_Exercise goal_. Transcribe the full listing exactly, and drop every picture.

(Items from a figure collection)
↓↓↓
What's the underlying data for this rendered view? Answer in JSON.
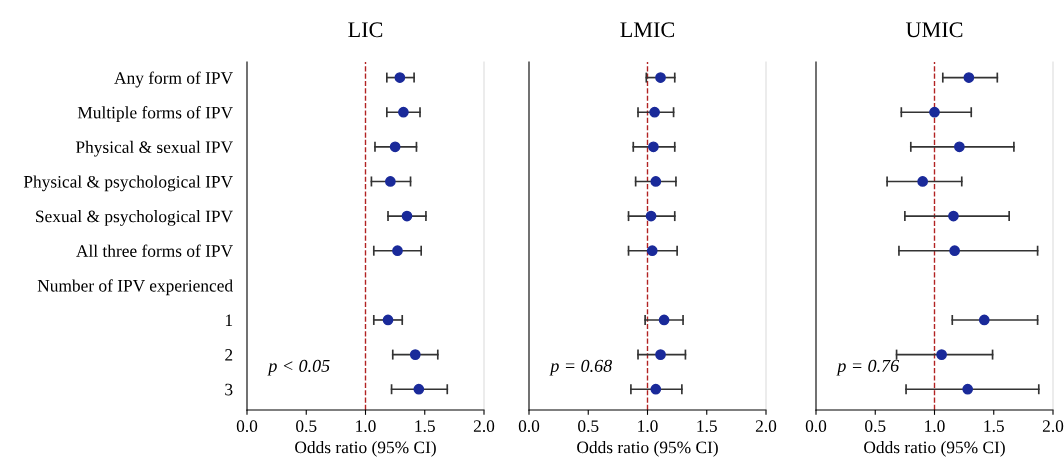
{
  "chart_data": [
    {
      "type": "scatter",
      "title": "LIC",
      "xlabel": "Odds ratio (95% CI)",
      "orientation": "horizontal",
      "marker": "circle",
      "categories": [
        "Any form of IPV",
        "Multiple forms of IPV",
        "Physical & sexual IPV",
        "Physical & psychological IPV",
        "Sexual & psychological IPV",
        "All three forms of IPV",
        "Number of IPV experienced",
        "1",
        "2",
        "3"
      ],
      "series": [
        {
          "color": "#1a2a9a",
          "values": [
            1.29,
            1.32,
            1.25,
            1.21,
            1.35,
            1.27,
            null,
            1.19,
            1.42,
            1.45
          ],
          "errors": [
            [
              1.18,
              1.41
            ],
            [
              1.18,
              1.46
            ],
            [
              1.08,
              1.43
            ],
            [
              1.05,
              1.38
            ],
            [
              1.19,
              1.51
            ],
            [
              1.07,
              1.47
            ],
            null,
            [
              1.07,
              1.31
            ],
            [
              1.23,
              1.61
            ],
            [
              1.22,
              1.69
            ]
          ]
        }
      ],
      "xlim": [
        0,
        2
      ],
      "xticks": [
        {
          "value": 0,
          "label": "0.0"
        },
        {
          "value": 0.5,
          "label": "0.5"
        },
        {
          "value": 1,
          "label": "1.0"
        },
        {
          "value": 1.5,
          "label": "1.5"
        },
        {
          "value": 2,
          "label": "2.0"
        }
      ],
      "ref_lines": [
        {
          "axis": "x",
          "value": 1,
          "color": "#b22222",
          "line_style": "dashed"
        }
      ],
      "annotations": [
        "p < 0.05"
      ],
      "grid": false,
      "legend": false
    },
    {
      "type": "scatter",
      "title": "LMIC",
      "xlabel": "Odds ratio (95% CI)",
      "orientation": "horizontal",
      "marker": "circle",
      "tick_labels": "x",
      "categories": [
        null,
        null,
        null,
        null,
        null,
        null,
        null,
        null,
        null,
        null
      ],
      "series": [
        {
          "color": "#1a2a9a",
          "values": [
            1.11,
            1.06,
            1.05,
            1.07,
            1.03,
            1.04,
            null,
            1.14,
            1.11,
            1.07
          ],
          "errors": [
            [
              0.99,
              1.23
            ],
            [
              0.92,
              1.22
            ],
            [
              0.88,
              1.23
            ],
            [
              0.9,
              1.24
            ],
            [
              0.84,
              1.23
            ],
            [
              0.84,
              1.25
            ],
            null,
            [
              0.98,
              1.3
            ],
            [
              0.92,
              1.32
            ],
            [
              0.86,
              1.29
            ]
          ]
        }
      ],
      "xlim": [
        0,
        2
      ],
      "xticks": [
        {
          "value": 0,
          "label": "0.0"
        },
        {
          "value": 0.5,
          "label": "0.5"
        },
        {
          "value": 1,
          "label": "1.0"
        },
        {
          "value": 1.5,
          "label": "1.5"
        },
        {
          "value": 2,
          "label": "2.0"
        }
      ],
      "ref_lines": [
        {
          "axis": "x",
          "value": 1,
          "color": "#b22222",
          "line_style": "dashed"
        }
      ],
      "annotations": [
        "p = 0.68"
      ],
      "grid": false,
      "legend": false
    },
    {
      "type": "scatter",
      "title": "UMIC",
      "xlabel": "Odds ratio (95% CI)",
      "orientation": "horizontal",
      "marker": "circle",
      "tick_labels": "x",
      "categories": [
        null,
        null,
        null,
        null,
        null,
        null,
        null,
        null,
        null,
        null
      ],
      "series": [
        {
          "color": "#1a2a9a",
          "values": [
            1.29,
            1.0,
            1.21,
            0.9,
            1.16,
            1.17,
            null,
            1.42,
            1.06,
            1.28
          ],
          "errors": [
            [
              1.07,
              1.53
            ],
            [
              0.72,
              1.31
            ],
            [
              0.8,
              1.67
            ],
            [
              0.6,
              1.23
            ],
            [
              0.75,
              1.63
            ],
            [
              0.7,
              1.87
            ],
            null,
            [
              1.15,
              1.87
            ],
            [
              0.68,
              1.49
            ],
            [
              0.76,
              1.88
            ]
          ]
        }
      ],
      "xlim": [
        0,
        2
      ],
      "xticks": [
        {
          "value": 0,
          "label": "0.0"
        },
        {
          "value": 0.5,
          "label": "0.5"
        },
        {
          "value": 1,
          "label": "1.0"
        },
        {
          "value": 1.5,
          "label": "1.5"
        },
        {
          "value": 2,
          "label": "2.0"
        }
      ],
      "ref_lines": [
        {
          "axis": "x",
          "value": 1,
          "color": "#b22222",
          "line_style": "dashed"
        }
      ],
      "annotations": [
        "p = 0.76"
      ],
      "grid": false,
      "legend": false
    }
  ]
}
↑↑↑
_Final result_.
What's the underlying data for this rendered view? Answer in JSON.
{
  "chart_data": [
    {
      "type": "scatter",
      "title": "LIC",
      "xlabel": "Odds ratio (95% CI)",
      "orientation": "horizontal",
      "marker": "circle",
      "categories": [
        "Any form of IPV",
        "Multiple forms of IPV",
        "Physical & sexual IPV",
        "Physical & psychological IPV",
        "Sexual & psychological IPV",
        "All three forms of IPV",
        "Number of IPV experienced",
        "1",
        "2",
        "3"
      ],
      "series": [
        {
          "color": "#1a2a9a",
          "values": [
            1.29,
            1.32,
            1.25,
            1.21,
            1.35,
            1.27,
            null,
            1.19,
            1.42,
            1.45
          ],
          "errors": [
            [
              1.18,
              1.41
            ],
            [
              1.18,
              1.46
            ],
            [
              1.08,
              1.43
            ],
            [
              1.05,
              1.38
            ],
            [
              1.19,
              1.51
            ],
            [
              1.07,
              1.47
            ],
            null,
            [
              1.07,
              1.31
            ],
            [
              1.23,
              1.61
            ],
            [
              1.22,
              1.69
            ]
          ]
        }
      ],
      "xlim": [
        0,
        2
      ],
      "xticks": [
        {
          "value": 0,
          "label": "0.0"
        },
        {
          "value": 0.5,
          "label": "0.5"
        },
        {
          "value": 1,
          "label": "1.0"
        },
        {
          "value": 1.5,
          "label": "1.5"
        },
        {
          "value": 2,
          "label": "2.0"
        }
      ],
      "ref_lines": [
        {
          "axis": "x",
          "value": 1,
          "color": "#b22222",
          "line_style": "dashed"
        }
      ],
      "annotations": [
        "p < 0.05"
      ],
      "grid": false,
      "legend": false
    },
    {
      "type": "scatter",
      "title": "LMIC",
      "xlabel": "Odds ratio (95% CI)",
      "orientation": "horizontal",
      "marker": "circle",
      "tick_labels": "x",
      "categories": [
        null,
        null,
        null,
        null,
        null,
        null,
        null,
        null,
        null,
        null
      ],
      "series": [
        {
          "color": "#1a2a9a",
          "values": [
            1.11,
            1.06,
            1.05,
            1.07,
            1.03,
            1.04,
            null,
            1.14,
            1.11,
            1.07
          ],
          "errors": [
            [
              0.99,
              1.23
            ],
            [
              0.92,
              1.22
            ],
            [
              0.88,
              1.23
            ],
            [
              0.9,
              1.24
            ],
            [
              0.84,
              1.23
            ],
            [
              0.84,
              1.25
            ],
            null,
            [
              0.98,
              1.3
            ],
            [
              0.92,
              1.32
            ],
            [
              0.86,
              1.29
            ]
          ]
        }
      ],
      "xlim": [
        0,
        2
      ],
      "xticks": [
        {
          "value": 0,
          "label": "0.0"
        },
        {
          "value": 0.5,
          "label": "0.5"
        },
        {
          "value": 1,
          "label": "1.0"
        },
        {
          "value": 1.5,
          "label": "1.5"
        },
        {
          "value": 2,
          "label": "2.0"
        }
      ],
      "ref_lines": [
        {
          "axis": "x",
          "value": 1,
          "color": "#b22222",
          "line_style": "dashed"
        }
      ],
      "annotations": [
        "p = 0.68"
      ],
      "grid": false,
      "legend": false
    },
    {
      "type": "scatter",
      "title": "UMIC",
      "xlabel": "Odds ratio (95% CI)",
      "orientation": "horizontal",
      "marker": "circle",
      "tick_labels": "x",
      "categories": [
        null,
        null,
        null,
        null,
        null,
        null,
        null,
        null,
        null,
        null
      ],
      "series": [
        {
          "color": "#1a2a9a",
          "values": [
            1.29,
            1.0,
            1.21,
            0.9,
            1.16,
            1.17,
            null,
            1.42,
            1.06,
            1.28
          ],
          "errors": [
            [
              1.07,
              1.53
            ],
            [
              0.72,
              1.31
            ],
            [
              0.8,
              1.67
            ],
            [
              0.6,
              1.23
            ],
            [
              0.75,
              1.63
            ],
            [
              0.7,
              1.87
            ],
            null,
            [
              1.15,
              1.87
            ],
            [
              0.68,
              1.49
            ],
            [
              0.76,
              1.88
            ]
          ]
        }
      ],
      "xlim": [
        0,
        2
      ],
      "xticks": [
        {
          "value": 0,
          "label": "0.0"
        },
        {
          "value": 0.5,
          "label": "0.5"
        },
        {
          "value": 1,
          "label": "1.0"
        },
        {
          "value": 1.5,
          "label": "1.5"
        },
        {
          "value": 2,
          "label": "2.0"
        }
      ],
      "ref_lines": [
        {
          "axis": "x",
          "value": 1,
          "color": "#b22222",
          "line_style": "dashed"
        }
      ],
      "annotations": [
        "p = 0.76"
      ],
      "grid": false,
      "legend": false
    }
  ]
}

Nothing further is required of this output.